PROBLEM:
Every entry below is to be copied exactly, with nothing omitted.

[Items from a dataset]
--------------------------------

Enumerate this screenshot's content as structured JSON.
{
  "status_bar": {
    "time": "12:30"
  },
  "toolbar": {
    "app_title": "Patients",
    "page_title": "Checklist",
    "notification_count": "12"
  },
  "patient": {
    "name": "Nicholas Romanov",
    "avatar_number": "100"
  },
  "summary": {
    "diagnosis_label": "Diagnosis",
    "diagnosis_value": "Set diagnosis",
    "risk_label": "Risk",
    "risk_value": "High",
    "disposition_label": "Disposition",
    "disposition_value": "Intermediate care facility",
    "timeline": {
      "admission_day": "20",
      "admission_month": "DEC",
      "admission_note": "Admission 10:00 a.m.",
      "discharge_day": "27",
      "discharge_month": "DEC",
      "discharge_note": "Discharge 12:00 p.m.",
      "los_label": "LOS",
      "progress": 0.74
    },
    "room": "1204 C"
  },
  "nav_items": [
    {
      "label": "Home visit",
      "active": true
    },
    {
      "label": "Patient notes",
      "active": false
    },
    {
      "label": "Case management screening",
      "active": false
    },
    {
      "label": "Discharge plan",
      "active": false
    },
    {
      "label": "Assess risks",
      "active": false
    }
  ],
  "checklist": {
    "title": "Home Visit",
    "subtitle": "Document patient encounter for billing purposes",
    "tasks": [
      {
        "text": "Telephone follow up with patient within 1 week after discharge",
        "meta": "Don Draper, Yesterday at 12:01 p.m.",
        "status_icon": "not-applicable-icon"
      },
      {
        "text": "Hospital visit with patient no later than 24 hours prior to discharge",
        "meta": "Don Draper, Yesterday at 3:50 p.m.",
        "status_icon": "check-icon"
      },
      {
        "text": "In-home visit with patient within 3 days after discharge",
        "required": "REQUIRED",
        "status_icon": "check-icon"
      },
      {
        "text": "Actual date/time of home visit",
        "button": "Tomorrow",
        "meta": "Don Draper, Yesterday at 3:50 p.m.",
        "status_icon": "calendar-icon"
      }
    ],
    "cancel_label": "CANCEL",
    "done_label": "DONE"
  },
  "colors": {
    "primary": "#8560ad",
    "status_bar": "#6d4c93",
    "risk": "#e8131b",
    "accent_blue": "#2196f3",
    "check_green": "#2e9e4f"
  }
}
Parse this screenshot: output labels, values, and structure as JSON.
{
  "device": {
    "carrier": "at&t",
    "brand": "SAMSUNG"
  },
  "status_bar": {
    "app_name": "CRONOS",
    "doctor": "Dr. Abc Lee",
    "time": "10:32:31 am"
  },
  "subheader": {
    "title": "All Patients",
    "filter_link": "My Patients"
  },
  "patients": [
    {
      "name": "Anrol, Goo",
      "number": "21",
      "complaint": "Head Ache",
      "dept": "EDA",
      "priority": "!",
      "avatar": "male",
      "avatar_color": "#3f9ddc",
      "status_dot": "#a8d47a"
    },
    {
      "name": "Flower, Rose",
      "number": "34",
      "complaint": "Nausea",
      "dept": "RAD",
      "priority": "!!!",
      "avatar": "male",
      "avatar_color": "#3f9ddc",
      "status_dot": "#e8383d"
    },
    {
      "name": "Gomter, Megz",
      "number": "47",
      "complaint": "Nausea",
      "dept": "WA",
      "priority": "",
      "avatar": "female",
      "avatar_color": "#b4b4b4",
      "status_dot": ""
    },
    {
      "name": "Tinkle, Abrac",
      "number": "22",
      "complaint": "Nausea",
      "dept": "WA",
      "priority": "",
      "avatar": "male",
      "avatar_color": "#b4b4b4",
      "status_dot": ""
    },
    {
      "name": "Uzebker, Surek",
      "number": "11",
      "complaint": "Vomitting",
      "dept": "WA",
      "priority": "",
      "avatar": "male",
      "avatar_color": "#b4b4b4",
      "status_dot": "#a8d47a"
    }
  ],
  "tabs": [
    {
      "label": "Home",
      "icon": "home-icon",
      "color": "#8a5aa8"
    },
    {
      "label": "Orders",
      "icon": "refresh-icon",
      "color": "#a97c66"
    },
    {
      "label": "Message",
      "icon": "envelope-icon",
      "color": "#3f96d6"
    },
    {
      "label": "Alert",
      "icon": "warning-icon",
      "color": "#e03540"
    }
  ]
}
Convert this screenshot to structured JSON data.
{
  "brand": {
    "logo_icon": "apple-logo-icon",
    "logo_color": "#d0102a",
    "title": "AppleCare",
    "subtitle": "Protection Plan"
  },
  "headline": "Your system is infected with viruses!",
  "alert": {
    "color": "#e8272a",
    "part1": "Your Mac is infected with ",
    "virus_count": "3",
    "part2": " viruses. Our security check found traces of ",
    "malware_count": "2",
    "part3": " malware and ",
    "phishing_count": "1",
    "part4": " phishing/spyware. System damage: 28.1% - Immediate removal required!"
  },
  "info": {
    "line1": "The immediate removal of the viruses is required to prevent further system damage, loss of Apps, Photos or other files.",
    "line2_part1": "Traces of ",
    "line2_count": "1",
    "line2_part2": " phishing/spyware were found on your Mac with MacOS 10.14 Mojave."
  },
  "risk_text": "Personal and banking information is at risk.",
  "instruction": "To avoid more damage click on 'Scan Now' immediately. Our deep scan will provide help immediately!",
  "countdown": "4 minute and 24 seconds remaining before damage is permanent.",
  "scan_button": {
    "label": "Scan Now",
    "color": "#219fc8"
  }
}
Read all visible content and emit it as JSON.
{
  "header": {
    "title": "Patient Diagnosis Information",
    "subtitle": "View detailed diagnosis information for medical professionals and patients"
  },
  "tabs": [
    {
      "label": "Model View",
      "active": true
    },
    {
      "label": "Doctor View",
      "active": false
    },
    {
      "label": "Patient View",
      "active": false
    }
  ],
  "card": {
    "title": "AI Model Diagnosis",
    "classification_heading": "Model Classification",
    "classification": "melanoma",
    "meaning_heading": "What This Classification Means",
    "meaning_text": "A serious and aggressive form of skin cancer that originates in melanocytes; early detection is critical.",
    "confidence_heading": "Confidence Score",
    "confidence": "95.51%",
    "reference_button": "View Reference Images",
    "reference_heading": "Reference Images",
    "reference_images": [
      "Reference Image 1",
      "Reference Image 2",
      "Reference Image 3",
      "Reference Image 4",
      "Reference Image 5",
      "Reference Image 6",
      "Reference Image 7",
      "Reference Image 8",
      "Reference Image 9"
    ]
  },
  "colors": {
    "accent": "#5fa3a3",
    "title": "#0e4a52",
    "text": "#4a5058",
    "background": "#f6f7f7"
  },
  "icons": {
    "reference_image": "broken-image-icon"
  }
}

--------------------------------

ANSWER SECTION:
Enumerate this screenshot's content as structured JSON.
{
  "status_bar": {
    "time": "12:30"
  },
  "toolbar": {
    "app_title": "Patients",
    "page_title": "Checklist",
    "notification_count": "12"
  },
  "patient": {
    "name": "Nicholas Romanov",
    "avatar_number": "100"
  },
  "summary": {
    "diagnosis_label": "Diagnosis",
    "diagnosis_value": "Set diagnosis",
    "risk_label": "Risk",
    "risk_value": "High",
    "disposition_label": "Disposition",
    "disposition_value": "Intermediate care facility",
    "timeline": {
      "admission_day": "20",
      "admission_month": "DEC",
      "admission_note": "Admission 10:00 a.m.",
      "discharge_day": "27",
      "discharge_month": "DEC",
      "discharge_note": "Discharge 12:00 p.m.",
      "los_label": "LOS",
      "progress": 0.74
    },
    "room": "1204 C"
  },
  "nav_items": [
    {
      "label": "Home visit",
      "active": true
    },
    {
      "label": "Patient notes",
      "active": false
    },
    {
      "label": "Case management screening",
      "active": false
    },
    {
      "label": "Discharge plan",
      "active": false
    },
    {
      "label": "Assess risks",
      "active": false
    }
  ],
  "checklist": {
    "title": "Home Visit",
    "subtitle": "Document patient encounter for billing purposes",
    "tasks": [
      {
        "text": "Telephone follow up with patient within 1 week after discharge",
        "meta": "Don Draper, Yesterday at 12:01 p.m.",
        "status_icon": "not-applicable-icon"
      },
      {
        "text": "Hospital visit with patient no later than 24 hours prior to discharge",
        "meta": "Don Draper, Yesterday at 3:50 p.m.",
        "status_icon": "check-icon"
      },
      {
        "text": "In-home visit with patient within 3 days after discharge",
        "required": "REQUIRED",
        "status_icon": "check-icon"
      },
      {
        "text": "Actual date/time of home visit",
        "button": "Tomorrow",
        "meta": "Don Draper, Yesterday at 3:50 p.m.",
        "status_icon": "calendar-icon"
      }
    ],
    "cancel_label": "CANCEL",
    "done_label": "DONE"
  },
  "colors": {
    "primary": "#8560ad",
    "status_bar": "#6d4c93",
    "risk": "#e8131b",
    "accent_blue": "#2196f3",
    "check_green": "#2e9e4f"
  }
}
Parse this screenshot: output labels, values, and structure as JSON.
{
  "device": {
    "carrier": "at&t",
    "brand": "SAMSUNG"
  },
  "status_bar": {
    "app_name": "CRONOS",
    "doctor": "Dr. Abc Lee",
    "time": "10:32:31 am"
  },
  "subheader": {
    "title": "All Patients",
    "filter_link": "My Patients"
  },
  "patients": [
    {
      "name": "Anrol, Goo",
      "number": "21",
      "complaint": "Head Ache",
      "dept": "EDA",
      "priority": "!",
      "avatar": "male",
      "avatar_color": "#3f9ddc",
      "status_dot": "#a8d47a"
    },
    {
      "name": "Flower, Rose",
      "number": "34",
      "complaint": "Nausea",
      "dept": "RAD",
      "priority": "!!!",
      "avatar": "male",
      "avatar_color": "#3f9ddc",
      "status_dot": "#e8383d"
    },
    {
      "name": "Gomter, Megz",
      "number": "47",
      "complaint": "Nausea",
      "dept": "WA",
      "priority": "",
      "avatar": "female",
      "avatar_color": "#b4b4b4",
      "status_dot": ""
    },
    {
      "name": "Tinkle, Abrac",
      "number": "22",
      "complaint": "Nausea",
      "dept": "WA",
      "priority": "",
      "avatar": "male",
      "avatar_color": "#b4b4b4",
      "status_dot": ""
    },
    {
      "name": "Uzebker, Surek",
      "number": "11",
      "complaint": "Vomitting",
      "dept": "WA",
      "priority": "",
      "avatar": "male",
      "avatar_color": "#b4b4b4",
      "status_dot": "#a8d47a"
    }
  ],
  "tabs": [
    {
      "label": "Home",
      "icon": "home-icon",
      "color": "#8a5aa8"
    },
    {
      "label": "Orders",
      "icon": "refresh-icon",
      "color": "#a97c66"
    },
    {
      "label": "Message",
      "icon": "envelope-icon",
      "color": "#3f96d6"
    },
    {
      "label": "Alert",
      "icon": "warning-icon",
      "color": "#e03540"
    }
  ]
}
Convert this screenshot to structured JSON data.
{
  "brand": {
    "logo_icon": "apple-logo-icon",
    "logo_color": "#d0102a",
    "title": "AppleCare",
    "subtitle": "Protection Plan"
  },
  "headline": "Your system is infected with viruses!",
  "alert": {
    "color": "#e8272a",
    "part1": "Your Mac is infected with ",
    "virus_count": "3",
    "part2": " viruses. Our security check found traces of ",
    "malware_count": "2",
    "part3": " malware and ",
    "phishing_count": "1",
    "part4": " phishing/spyware. System damage: 28.1% - Immediate removal required!"
  },
  "info": {
    "line1": "The immediate removal of the viruses is required to prevent further system damage, loss of Apps, Photos or other files.",
    "line2_part1": "Traces of ",
    "line2_count": "1",
    "line2_part2": " phishing/spyware were found on your Mac with MacOS 10.14 Mojave."
  },
  "risk_text": "Personal and banking information is at risk.",
  "instruction": "To avoid more damage click on 'Scan Now' immediately. Our deep scan will provide help immediately!",
  "countdown": "4 minute and 24 seconds remaining before damage is permanent.",
  "scan_button": {
    "label": "Scan Now",
    "color": "#219fc8"
  }
}
Read all visible content and emit it as JSON.
{
  "header": {
    "title": "Patient Diagnosis Information",
    "subtitle": "View detailed diagnosis information for medical professionals and patients"
  },
  "tabs": [
    {
      "label": "Model View",
      "active": true
    },
    {
      "label": "Doctor View",
      "active": false
    },
    {
      "label": "Patient View",
      "active": false
    }
  ],
  "card": {
    "title": "AI Model Diagnosis",
    "classification_heading": "Model Classification",
    "classification": "melanoma",
    "meaning_heading": "What This Classification Means",
    "meaning_text": "A serious and aggressive form of skin cancer that originates in melanocytes; early detection is critical.",
    "confidence_heading": "Confidence Score",
    "confidence": "95.51%",
    "reference_button": "View Reference Images",
    "reference_heading": "Reference Images",
    "reference_images": [
      "Reference Image 1",
      "Reference Image 2",
      "Reference Image 3",
      "Reference Image 4",
      "Reference Image 5",
      "Reference Image 6",
      "Reference Image 7",
      "Reference Image 8",
      "Reference Image 9"
    ]
  },
  "colors": {
    "accent": "#5fa3a3",
    "title": "#0e4a52",
    "text": "#4a5058",
    "background": "#f6f7f7"
  },
  "icons": {
    "reference_image": "broken-image-icon"
  }
}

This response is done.